### Requirement
Copy each of the following entries line by line, changing no character.

### Data to process
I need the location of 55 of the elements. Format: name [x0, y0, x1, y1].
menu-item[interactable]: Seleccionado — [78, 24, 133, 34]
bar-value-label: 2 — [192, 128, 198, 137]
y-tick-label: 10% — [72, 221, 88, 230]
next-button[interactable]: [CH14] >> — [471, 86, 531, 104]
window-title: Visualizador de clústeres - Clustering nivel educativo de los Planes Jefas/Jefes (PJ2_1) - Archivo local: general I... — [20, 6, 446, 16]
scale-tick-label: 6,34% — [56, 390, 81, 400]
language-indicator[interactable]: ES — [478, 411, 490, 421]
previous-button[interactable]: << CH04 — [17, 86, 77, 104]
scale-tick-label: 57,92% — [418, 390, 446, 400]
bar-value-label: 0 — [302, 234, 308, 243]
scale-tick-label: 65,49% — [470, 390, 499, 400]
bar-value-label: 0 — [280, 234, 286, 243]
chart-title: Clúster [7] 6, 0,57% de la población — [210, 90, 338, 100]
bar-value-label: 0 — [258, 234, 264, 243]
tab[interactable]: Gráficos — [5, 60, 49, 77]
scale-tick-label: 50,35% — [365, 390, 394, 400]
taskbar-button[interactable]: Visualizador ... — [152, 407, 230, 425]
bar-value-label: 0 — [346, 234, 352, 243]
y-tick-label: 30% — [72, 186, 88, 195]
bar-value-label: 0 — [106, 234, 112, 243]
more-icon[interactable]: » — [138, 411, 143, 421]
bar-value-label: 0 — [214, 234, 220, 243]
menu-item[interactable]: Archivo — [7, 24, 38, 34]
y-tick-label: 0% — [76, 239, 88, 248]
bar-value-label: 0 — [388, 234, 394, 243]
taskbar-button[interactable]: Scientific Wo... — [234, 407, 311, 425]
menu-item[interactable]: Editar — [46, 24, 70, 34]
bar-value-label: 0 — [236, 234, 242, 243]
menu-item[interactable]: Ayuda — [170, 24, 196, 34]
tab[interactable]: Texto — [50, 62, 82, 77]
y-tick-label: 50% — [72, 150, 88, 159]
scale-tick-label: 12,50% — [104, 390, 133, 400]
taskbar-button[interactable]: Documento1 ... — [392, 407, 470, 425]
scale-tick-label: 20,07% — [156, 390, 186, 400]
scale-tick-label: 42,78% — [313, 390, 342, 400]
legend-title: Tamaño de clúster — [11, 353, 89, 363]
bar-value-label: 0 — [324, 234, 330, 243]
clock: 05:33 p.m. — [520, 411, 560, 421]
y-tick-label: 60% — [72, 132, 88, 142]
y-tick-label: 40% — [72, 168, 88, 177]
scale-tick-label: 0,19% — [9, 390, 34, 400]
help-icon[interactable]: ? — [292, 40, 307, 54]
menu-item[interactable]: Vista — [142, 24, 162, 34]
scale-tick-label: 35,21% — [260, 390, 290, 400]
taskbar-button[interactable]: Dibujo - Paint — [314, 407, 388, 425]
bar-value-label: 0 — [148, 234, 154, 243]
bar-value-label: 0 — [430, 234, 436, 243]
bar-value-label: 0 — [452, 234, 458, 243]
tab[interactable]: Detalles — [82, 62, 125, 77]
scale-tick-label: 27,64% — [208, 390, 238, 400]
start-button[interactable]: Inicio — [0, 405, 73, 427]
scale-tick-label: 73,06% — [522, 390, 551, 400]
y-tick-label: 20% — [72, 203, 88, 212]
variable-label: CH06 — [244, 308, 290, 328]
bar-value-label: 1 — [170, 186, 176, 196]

### Result of the task
I need the location of 55 of the elements. Format: name [x0, y0, x1, y1].
menu-item[interactable]: Seleccionado — [78, 24, 133, 34]
bar-value-label: 2 — [192, 128, 198, 137]
y-tick-label: 10% — [72, 221, 88, 230]
next-button[interactable]: [CH14] >> — [471, 86, 531, 104]
window-title: Visualizador de clústeres - Clustering nivel educativo de los Planes Jefas/Jefes (PJ2_1) - Archivo local: general I... — [20, 6, 446, 16]
scale-tick-label: 6,34% — [56, 390, 81, 400]
language-indicator[interactable]: ES — [478, 411, 490, 421]
previous-button[interactable]: << CH04 — [17, 86, 77, 104]
scale-tick-label: 57,92% — [418, 390, 446, 400]
bar-value-label: 0 — [302, 234, 308, 243]
scale-tick-label: 65,49% — [470, 390, 499, 400]
bar-value-label: 0 — [280, 234, 286, 243]
chart-title: Clúster [7] 6, 0,57% de la población — [210, 90, 338, 100]
bar-value-label: 0 — [258, 234, 264, 243]
tab[interactable]: Gráficos — [5, 60, 49, 77]
scale-tick-label: 50,35% — [365, 390, 394, 400]
taskbar-button[interactable]: Visualizador ... — [152, 407, 230, 425]
bar-value-label: 0 — [346, 234, 352, 243]
y-tick-label: 30% — [72, 186, 88, 195]
bar-value-label: 0 — [106, 234, 112, 243]
more-icon[interactable]: » — [138, 411, 143, 421]
bar-value-label: 0 — [214, 234, 220, 243]
menu-item[interactable]: Archivo — [7, 24, 38, 34]
y-tick-label: 0% — [76, 239, 88, 248]
bar-value-label: 0 — [388, 234, 394, 243]
taskbar-button[interactable]: Scientific Wo... — [234, 407, 311, 425]
menu-item[interactable]: Editar — [46, 24, 70, 34]
bar-value-label: 0 — [236, 234, 242, 243]
menu-item[interactable]: Ayuda — [170, 24, 196, 34]
tab[interactable]: Texto — [50, 62, 82, 77]
y-tick-label: 50% — [72, 150, 88, 159]
scale-tick-label: 12,50% — [104, 390, 133, 400]
taskbar-button[interactable]: Documento1 ... — [392, 407, 470, 425]
scale-tick-label: 20,07% — [156, 390, 186, 400]
scale-tick-label: 42,78% — [313, 390, 342, 400]
legend-title: Tamaño de clúster — [11, 353, 89, 363]
bar-value-label: 0 — [324, 234, 330, 243]
clock: 05:33 p.m. — [520, 411, 560, 421]
y-tick-label: 60% — [72, 132, 88, 142]
y-tick-label: 40% — [72, 168, 88, 177]
scale-tick-label: 0,19% — [9, 390, 34, 400]
help-icon[interactable]: ? — [292, 40, 307, 54]
menu-item[interactable]: Vista — [142, 24, 162, 34]
scale-tick-label: 35,21% — [260, 390, 290, 400]
taskbar-button[interactable]: Dibujo - Paint — [314, 407, 388, 425]
bar-value-label: 0 — [148, 234, 154, 243]
bar-value-label: 0 — [430, 234, 436, 243]
bar-value-label: 0 — [452, 234, 458, 243]
tab[interactable]: Detalles — [82, 62, 125, 77]
scale-tick-label: 27,64% — [208, 390, 238, 400]
start-button[interactable]: Inicio — [0, 405, 73, 427]
scale-tick-label: 73,06% — [522, 390, 551, 400]
y-tick-label: 20% — [72, 203, 88, 212]
variable-label: CH06 — [244, 308, 290, 328]
bar-value-label: 1 — [170, 186, 176, 196]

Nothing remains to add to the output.